▸ WORK TO BE COMPLETED: Every line that includes the word "this" is to be listed.

....

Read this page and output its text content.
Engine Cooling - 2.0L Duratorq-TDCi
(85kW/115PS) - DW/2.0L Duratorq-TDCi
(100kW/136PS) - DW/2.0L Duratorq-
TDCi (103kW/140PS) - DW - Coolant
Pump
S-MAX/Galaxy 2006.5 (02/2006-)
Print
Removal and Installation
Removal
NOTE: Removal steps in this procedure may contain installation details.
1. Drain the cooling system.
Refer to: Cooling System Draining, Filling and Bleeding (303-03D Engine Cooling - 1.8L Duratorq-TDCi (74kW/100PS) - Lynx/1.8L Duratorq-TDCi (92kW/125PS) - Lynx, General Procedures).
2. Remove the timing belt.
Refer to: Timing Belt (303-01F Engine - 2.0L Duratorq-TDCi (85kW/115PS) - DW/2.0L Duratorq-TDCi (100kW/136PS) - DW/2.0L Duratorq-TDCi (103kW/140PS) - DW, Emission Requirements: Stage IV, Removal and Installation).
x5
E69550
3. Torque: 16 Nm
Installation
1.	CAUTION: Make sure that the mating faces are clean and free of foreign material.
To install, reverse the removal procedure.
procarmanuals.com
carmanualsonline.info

....

▸ PROBLEM SOLUTION:
Read this page and output its text content.
NOTE: Removal steps in this procedure may contain installation details.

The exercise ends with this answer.